- Exercise brief:
In the records below, count every line containing "Japan". Reply with the number only.

- Working data:
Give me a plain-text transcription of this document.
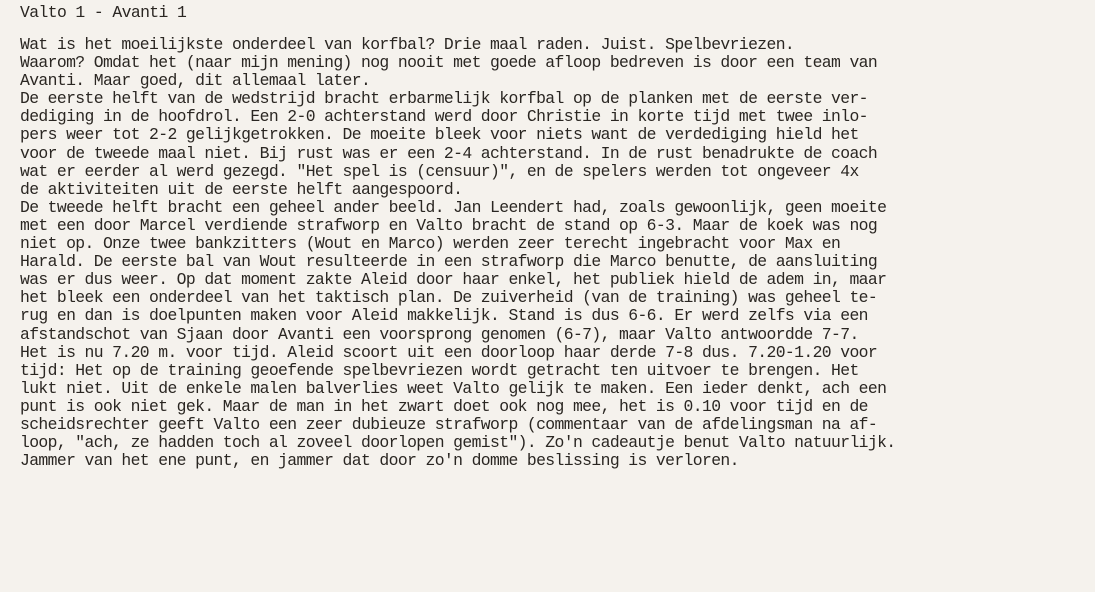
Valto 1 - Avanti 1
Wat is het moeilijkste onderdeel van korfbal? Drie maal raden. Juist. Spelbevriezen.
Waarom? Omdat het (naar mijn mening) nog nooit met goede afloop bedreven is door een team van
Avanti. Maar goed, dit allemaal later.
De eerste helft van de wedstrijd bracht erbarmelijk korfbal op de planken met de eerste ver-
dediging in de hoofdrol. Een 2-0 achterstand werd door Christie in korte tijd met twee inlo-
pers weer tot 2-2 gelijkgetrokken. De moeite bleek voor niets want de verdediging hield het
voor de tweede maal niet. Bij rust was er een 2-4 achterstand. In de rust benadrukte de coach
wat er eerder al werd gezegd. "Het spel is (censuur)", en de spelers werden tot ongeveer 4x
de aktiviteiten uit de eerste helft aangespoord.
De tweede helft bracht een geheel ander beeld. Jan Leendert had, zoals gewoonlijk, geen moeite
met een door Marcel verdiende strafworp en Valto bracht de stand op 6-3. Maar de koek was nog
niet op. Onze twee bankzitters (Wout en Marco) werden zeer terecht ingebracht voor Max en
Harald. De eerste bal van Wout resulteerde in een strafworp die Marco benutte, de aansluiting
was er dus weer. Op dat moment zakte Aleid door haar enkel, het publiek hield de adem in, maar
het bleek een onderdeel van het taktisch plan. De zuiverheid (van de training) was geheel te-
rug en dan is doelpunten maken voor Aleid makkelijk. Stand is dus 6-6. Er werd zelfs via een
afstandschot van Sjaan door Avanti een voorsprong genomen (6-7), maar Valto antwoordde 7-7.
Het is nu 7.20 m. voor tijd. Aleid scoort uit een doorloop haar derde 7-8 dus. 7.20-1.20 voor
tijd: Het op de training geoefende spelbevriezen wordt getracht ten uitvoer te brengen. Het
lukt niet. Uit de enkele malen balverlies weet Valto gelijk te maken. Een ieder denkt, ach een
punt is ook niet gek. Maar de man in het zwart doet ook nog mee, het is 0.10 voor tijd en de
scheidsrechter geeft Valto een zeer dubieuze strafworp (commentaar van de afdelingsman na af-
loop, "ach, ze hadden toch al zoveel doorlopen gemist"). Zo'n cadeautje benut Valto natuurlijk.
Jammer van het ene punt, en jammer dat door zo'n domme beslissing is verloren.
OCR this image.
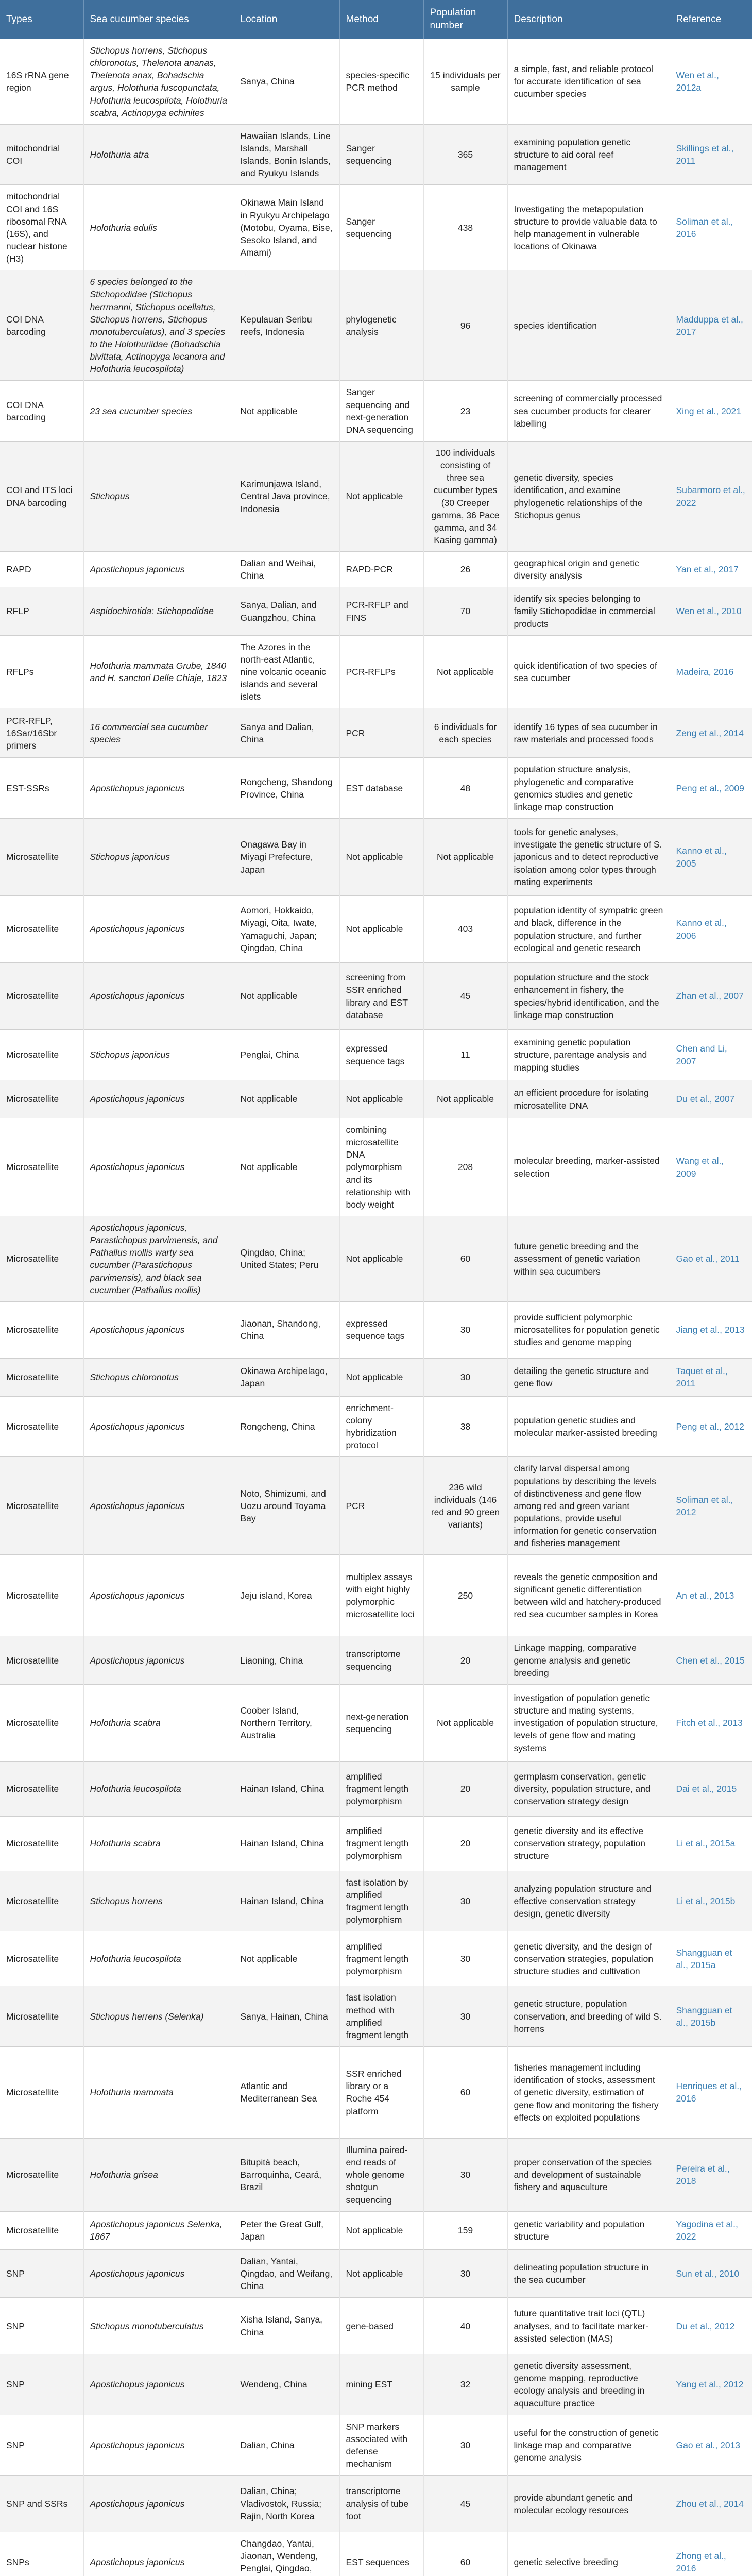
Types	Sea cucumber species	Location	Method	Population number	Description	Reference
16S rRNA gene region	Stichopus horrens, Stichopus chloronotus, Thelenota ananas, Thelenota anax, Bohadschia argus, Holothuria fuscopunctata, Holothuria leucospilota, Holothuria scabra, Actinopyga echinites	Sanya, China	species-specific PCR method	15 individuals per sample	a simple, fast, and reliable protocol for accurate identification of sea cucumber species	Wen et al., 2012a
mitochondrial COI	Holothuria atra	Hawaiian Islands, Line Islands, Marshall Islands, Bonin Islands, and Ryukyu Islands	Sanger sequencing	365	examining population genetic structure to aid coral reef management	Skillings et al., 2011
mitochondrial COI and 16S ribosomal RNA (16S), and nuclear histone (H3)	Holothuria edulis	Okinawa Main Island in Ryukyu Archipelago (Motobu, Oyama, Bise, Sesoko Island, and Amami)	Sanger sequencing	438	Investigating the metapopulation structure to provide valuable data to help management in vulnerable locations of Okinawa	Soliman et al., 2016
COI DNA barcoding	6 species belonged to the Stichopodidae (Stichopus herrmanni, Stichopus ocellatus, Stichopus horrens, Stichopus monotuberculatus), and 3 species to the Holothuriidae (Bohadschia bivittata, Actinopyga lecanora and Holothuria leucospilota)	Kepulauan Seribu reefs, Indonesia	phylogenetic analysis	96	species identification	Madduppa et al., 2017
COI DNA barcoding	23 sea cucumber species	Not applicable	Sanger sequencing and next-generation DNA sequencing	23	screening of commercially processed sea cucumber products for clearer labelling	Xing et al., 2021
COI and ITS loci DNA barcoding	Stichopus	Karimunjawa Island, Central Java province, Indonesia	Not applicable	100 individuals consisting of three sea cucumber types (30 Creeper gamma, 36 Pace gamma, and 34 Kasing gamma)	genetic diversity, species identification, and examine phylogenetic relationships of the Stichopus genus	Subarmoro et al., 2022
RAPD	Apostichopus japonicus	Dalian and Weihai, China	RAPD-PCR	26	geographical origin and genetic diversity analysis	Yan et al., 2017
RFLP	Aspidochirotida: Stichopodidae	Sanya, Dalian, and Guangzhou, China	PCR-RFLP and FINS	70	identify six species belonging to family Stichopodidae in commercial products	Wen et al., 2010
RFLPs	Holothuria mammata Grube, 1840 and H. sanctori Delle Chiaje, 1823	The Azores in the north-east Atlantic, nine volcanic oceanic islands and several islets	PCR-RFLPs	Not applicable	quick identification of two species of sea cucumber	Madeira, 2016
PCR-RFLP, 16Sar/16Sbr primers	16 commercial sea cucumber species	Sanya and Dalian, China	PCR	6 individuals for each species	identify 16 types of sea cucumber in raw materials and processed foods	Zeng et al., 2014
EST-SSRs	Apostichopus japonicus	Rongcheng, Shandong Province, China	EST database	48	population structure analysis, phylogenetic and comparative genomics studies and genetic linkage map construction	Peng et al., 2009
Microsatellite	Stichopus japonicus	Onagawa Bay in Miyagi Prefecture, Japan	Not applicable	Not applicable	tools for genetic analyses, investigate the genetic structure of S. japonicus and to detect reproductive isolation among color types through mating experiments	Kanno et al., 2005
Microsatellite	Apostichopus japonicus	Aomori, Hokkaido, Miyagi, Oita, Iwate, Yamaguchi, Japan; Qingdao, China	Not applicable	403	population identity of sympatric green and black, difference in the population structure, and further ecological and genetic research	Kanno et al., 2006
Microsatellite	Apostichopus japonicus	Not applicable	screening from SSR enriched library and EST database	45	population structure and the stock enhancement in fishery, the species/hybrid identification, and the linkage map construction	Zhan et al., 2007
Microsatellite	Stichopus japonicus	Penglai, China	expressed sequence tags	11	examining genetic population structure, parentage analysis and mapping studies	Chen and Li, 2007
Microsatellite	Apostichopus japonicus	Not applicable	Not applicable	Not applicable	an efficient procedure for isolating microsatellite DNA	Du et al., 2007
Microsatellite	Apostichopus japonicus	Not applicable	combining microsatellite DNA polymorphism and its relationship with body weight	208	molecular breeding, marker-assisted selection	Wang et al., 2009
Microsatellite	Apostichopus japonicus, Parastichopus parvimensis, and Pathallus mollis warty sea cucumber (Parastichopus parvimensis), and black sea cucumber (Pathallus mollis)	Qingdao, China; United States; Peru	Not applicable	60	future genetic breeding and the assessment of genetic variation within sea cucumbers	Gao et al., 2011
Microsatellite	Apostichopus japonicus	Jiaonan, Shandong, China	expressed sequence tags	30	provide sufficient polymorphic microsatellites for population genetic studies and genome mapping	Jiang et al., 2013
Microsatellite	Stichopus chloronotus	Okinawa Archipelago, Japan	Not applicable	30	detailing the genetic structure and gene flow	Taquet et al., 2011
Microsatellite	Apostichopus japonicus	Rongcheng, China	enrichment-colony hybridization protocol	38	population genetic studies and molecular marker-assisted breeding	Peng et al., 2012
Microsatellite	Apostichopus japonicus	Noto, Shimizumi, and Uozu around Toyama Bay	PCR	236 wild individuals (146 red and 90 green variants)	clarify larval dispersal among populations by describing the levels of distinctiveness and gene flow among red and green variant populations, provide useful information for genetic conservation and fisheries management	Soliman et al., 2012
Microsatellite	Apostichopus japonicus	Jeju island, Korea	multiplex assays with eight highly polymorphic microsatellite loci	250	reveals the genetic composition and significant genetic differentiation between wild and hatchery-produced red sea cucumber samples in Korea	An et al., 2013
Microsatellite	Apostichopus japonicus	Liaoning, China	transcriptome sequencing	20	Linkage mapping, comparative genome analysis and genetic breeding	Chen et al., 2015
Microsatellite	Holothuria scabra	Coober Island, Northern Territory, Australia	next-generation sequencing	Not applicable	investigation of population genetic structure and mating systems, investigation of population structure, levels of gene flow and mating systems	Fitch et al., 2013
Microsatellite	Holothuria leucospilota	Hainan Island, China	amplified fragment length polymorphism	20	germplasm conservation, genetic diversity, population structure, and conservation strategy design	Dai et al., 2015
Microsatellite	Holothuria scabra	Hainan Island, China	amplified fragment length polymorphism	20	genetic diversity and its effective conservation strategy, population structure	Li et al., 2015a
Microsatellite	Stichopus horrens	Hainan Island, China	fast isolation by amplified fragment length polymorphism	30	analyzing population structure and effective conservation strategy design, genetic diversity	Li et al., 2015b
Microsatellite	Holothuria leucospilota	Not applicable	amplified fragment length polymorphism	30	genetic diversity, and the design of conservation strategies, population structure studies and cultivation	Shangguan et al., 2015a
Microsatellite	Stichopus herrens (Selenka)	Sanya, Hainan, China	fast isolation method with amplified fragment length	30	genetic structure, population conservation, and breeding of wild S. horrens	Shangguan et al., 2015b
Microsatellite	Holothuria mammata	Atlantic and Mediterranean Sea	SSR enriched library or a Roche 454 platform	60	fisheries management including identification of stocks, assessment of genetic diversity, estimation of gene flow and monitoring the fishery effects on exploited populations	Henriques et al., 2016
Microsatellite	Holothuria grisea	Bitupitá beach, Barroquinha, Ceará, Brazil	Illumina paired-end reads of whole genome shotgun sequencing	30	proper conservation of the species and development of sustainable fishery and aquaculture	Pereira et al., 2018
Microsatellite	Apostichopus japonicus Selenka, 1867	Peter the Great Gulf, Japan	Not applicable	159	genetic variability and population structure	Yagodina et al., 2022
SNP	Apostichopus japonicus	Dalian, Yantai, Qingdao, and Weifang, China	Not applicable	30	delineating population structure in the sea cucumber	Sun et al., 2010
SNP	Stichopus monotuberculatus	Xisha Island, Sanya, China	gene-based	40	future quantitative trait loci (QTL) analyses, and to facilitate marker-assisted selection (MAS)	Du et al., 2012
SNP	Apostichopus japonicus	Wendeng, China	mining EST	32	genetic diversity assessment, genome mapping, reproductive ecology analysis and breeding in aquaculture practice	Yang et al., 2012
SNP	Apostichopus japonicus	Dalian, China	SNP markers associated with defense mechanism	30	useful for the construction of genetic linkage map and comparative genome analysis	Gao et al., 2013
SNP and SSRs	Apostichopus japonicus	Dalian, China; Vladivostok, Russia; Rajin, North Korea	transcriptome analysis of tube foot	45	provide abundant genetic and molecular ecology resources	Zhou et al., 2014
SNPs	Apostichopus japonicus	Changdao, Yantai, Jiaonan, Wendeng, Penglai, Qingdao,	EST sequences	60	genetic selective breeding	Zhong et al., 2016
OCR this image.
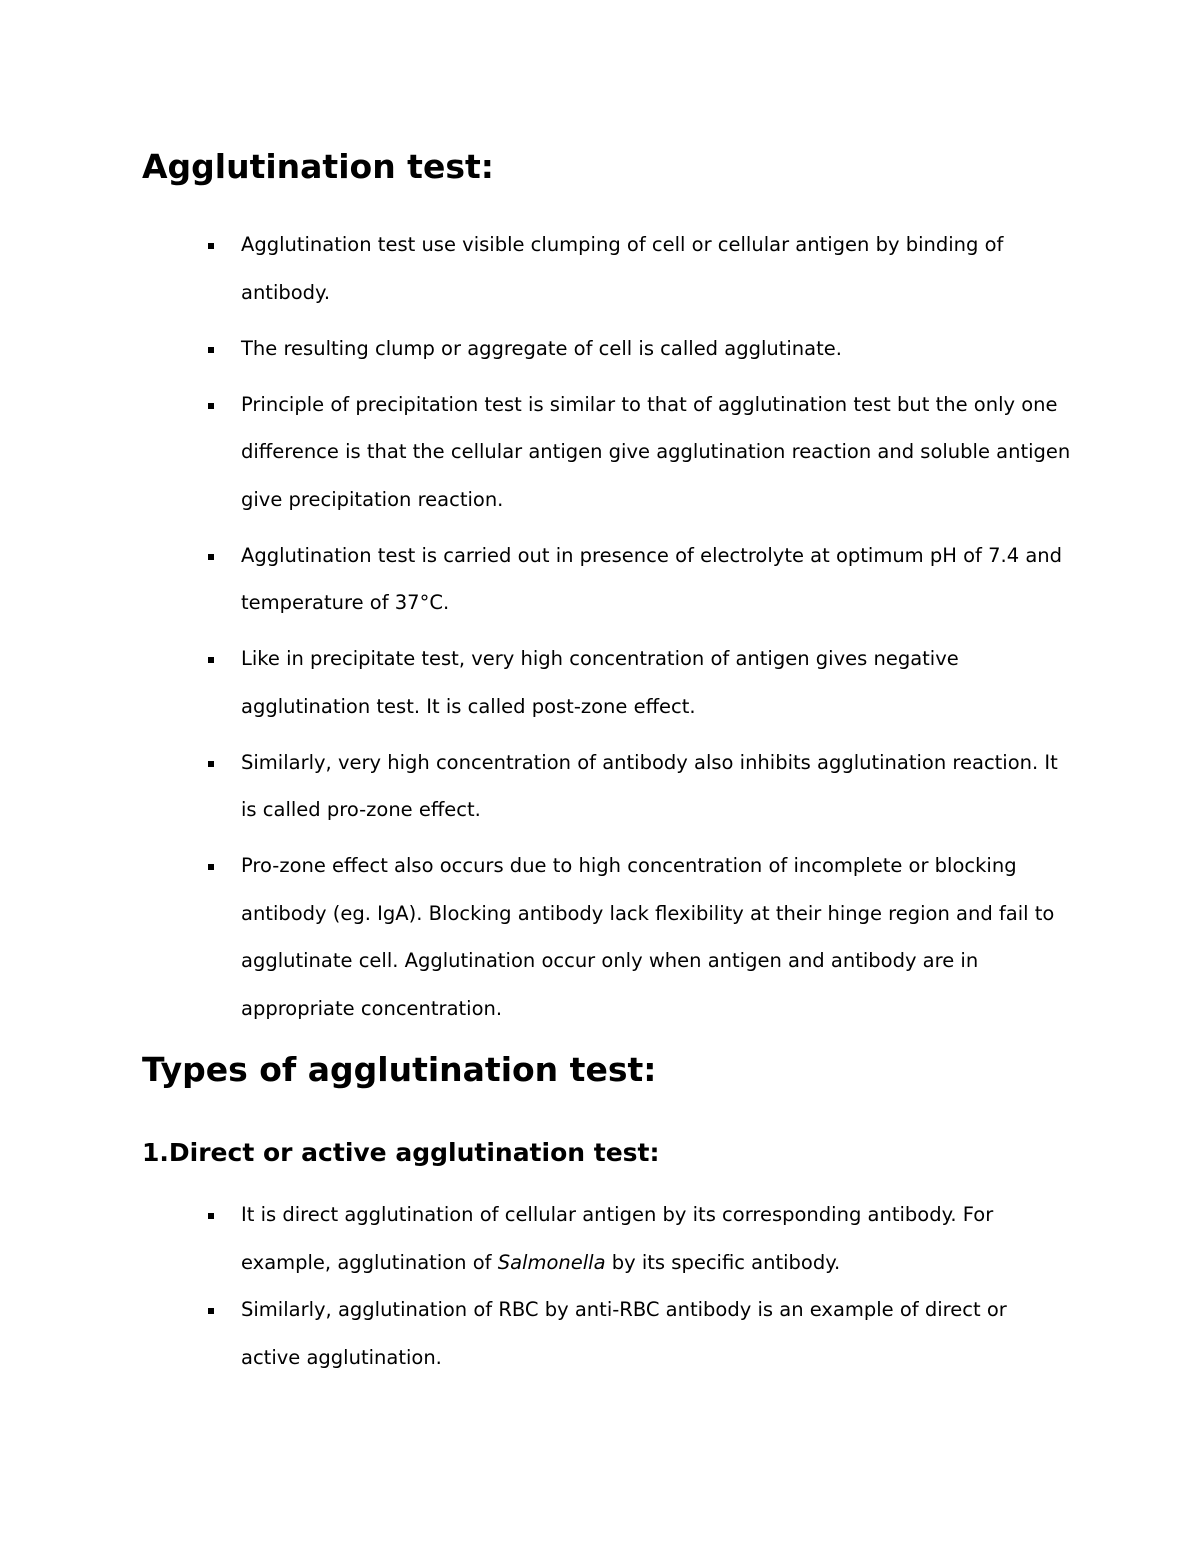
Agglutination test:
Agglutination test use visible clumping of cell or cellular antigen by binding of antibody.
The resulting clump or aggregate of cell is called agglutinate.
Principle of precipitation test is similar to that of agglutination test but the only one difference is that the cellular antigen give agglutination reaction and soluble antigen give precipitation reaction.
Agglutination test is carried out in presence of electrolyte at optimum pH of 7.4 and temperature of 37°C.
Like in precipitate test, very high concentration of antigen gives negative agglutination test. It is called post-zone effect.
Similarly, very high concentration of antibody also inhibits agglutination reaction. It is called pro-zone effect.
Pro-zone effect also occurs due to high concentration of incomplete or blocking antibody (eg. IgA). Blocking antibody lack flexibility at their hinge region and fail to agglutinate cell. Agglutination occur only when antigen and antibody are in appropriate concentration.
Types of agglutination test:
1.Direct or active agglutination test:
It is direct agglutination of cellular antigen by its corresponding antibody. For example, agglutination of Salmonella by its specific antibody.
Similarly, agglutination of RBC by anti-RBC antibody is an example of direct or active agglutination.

- Your response:
4